* Given data:
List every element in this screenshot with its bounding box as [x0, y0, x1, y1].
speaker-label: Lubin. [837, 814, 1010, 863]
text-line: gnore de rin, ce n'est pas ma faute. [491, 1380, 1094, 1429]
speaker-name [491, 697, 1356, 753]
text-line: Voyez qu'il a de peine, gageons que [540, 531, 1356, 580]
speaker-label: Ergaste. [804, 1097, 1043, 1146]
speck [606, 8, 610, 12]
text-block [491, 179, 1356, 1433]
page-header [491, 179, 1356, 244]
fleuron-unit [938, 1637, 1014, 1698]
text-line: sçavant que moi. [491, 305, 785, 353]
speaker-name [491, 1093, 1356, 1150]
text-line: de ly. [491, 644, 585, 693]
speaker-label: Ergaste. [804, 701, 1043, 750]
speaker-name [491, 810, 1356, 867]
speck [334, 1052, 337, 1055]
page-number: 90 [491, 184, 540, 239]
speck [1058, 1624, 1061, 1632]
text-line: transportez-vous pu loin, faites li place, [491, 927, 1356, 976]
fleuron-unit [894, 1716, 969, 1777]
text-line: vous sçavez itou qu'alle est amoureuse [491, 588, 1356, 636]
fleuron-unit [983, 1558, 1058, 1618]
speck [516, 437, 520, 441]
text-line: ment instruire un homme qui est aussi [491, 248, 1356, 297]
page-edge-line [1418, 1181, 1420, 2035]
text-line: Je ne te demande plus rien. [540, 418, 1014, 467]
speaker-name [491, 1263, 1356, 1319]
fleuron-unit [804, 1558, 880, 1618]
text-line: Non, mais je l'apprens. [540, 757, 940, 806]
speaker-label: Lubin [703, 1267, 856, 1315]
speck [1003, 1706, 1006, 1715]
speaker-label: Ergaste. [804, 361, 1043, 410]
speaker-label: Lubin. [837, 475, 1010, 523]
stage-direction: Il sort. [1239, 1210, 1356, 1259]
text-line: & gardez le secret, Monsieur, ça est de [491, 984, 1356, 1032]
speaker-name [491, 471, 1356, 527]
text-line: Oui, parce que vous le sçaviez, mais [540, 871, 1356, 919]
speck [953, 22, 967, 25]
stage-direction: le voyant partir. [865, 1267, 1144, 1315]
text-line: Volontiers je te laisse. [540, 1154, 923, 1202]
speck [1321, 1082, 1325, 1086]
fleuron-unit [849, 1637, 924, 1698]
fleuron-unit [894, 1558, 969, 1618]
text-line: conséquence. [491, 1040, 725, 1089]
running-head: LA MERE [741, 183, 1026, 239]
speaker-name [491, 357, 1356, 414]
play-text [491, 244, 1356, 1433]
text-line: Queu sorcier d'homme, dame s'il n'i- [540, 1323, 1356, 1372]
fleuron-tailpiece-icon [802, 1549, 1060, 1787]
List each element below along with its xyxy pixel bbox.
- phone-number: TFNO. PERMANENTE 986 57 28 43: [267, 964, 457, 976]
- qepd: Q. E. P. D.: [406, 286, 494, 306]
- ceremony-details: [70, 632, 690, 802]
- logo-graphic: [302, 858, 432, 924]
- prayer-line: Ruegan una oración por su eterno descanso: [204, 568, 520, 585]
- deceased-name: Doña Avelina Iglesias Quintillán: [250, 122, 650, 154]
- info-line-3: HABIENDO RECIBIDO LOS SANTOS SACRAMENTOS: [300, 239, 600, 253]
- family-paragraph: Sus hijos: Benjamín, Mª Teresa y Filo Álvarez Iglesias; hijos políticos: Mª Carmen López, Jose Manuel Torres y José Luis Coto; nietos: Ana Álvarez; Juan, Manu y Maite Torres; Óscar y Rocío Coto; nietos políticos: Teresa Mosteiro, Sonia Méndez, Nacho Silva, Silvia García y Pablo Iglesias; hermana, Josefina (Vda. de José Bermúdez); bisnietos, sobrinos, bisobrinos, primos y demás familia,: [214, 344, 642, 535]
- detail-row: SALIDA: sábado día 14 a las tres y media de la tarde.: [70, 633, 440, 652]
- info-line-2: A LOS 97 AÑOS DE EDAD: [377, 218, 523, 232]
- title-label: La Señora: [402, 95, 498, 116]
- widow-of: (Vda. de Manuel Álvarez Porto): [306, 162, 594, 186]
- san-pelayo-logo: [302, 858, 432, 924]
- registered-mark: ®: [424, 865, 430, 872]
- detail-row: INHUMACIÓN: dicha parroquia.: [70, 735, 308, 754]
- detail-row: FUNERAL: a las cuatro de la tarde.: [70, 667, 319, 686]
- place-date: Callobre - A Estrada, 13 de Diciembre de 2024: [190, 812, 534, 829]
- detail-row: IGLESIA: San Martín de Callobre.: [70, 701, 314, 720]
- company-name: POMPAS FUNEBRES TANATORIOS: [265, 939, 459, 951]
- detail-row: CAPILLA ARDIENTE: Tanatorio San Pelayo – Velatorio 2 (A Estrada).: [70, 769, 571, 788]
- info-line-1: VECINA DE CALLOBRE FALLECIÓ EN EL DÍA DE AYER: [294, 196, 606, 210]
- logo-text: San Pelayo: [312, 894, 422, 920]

* Directive: Rewrite the entries from the start through the line with "speck [1058, 1624, 1061, 1632]", including that line, replacing "speaker-label" with "speaker-tag" and leaving everything else as is.

* Exercise answer:
List every element in this screenshot with its bounding box as [x0, y0, x1, y1].
speaker-tag: Lubin. [837, 814, 1010, 863]
text-line: gnore de rin, ce n'est pas ma faute. [491, 1380, 1094, 1429]
speaker-name [491, 697, 1356, 753]
text-line: Voyez qu'il a de peine, gageons que [540, 531, 1356, 580]
speaker-tag: Ergaste. [804, 1097, 1043, 1146]
speck [606, 8, 610, 12]
text-block [491, 179, 1356, 1433]
page-header [491, 179, 1356, 244]
fleuron-unit [938, 1637, 1014, 1698]
text-line: sçavant que moi. [491, 305, 785, 353]
speaker-name [491, 1093, 1356, 1150]
text-line: de ly. [491, 644, 585, 693]
speaker-tag: Ergaste. [804, 701, 1043, 750]
speaker-name [491, 810, 1356, 867]
speck [334, 1052, 337, 1055]
page-number: 90 [491, 184, 540, 239]
speck [1058, 1624, 1061, 1632]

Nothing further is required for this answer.